### [Directions]
Write out the listing below again, precisely as it is given.

Dataset rows about figures:
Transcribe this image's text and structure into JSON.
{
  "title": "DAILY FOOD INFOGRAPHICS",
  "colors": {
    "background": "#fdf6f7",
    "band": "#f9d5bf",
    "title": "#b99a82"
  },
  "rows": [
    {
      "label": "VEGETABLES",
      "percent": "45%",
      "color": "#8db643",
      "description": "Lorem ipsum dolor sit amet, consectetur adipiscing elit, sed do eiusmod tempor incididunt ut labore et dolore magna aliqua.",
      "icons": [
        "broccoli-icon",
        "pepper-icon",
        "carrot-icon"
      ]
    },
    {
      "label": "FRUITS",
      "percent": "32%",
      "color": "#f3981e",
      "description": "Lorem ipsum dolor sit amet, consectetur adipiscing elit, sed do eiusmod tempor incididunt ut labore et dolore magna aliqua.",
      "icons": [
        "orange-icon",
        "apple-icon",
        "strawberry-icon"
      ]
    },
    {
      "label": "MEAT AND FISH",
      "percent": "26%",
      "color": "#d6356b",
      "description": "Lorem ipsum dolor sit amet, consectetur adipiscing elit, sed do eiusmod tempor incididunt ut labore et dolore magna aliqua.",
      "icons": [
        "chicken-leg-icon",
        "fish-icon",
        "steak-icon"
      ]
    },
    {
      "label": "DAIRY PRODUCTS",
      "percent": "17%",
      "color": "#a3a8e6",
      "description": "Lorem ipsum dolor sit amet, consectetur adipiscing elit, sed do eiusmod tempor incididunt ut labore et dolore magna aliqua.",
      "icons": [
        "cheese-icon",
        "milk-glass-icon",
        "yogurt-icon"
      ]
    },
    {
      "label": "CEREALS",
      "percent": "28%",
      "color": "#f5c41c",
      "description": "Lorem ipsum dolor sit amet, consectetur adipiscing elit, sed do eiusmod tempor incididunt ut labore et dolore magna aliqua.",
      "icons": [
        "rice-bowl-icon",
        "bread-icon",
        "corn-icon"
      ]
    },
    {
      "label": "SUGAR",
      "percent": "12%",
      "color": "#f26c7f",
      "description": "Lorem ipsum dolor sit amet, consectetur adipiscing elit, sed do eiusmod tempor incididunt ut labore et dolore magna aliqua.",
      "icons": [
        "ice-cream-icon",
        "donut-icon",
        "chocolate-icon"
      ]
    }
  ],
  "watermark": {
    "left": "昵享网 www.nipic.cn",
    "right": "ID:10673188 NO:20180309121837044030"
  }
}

### [Solution to this problem]
Transcribe this image's text and structure into JSON.
{
  "title": "DAILY FOOD INFOGRAPHICS",
  "colors": {
    "background": "#fdf6f7",
    "band": "#f9d5bf",
    "title": "#b99a82"
  },
  "rows": [
    {
      "label": "VEGETABLES",
      "percent": "45%",
      "color": "#8db643",
      "description": "Lorem ipsum dolor sit amet, consectetur adipiscing elit, sed do eiusmod tempor incididunt ut labore et dolore magna aliqua.",
      "icons": [
        "broccoli-icon",
        "pepper-icon",
        "carrot-icon"
      ]
    },
    {
      "label": "FRUITS",
      "percent": "32%",
      "color": "#f3981e",
      "description": "Lorem ipsum dolor sit amet, consectetur adipiscing elit, sed do eiusmod tempor incididunt ut labore et dolore magna aliqua.",
      "icons": [
        "orange-icon",
        "apple-icon",
        "strawberry-icon"
      ]
    },
    {
      "label": "MEAT AND FISH",
      "percent": "26%",
      "color": "#d6356b",
      "description": "Lorem ipsum dolor sit amet, consectetur adipiscing elit, sed do eiusmod tempor incididunt ut labore et dolore magna aliqua.",
      "icons": [
        "chicken-leg-icon",
        "fish-icon",
        "steak-icon"
      ]
    },
    {
      "label": "DAIRY PRODUCTS",
      "percent": "17%",
      "color": "#a3a8e6",
      "description": "Lorem ipsum dolor sit amet, consectetur adipiscing elit, sed do eiusmod tempor incididunt ut labore et dolore magna aliqua.",
      "icons": [
        "cheese-icon",
        "milk-glass-icon",
        "yogurt-icon"
      ]
    },
    {
      "label": "CEREALS",
      "percent": "28%",
      "color": "#f5c41c",
      "description": "Lorem ipsum dolor sit amet, consectetur adipiscing elit, sed do eiusmod tempor incididunt ut labore et dolore magna aliqua.",
      "icons": [
        "rice-bowl-icon",
        "bread-icon",
        "corn-icon"
      ]
    },
    {
      "label": "SUGAR",
      "percent": "12%",
      "color": "#f26c7f",
      "description": "Lorem ipsum dolor sit amet, consectetur adipiscing elit, sed do eiusmod tempor incididunt ut labore et dolore magna aliqua.",
      "icons": [
        "ice-cream-icon",
        "donut-icon",
        "chocolate-icon"
      ]
    }
  ],
  "watermark": {
    "left": "昵享网 www.nipic.cn",
    "right": "ID:10673188 NO:20180309121837044030"
  }
}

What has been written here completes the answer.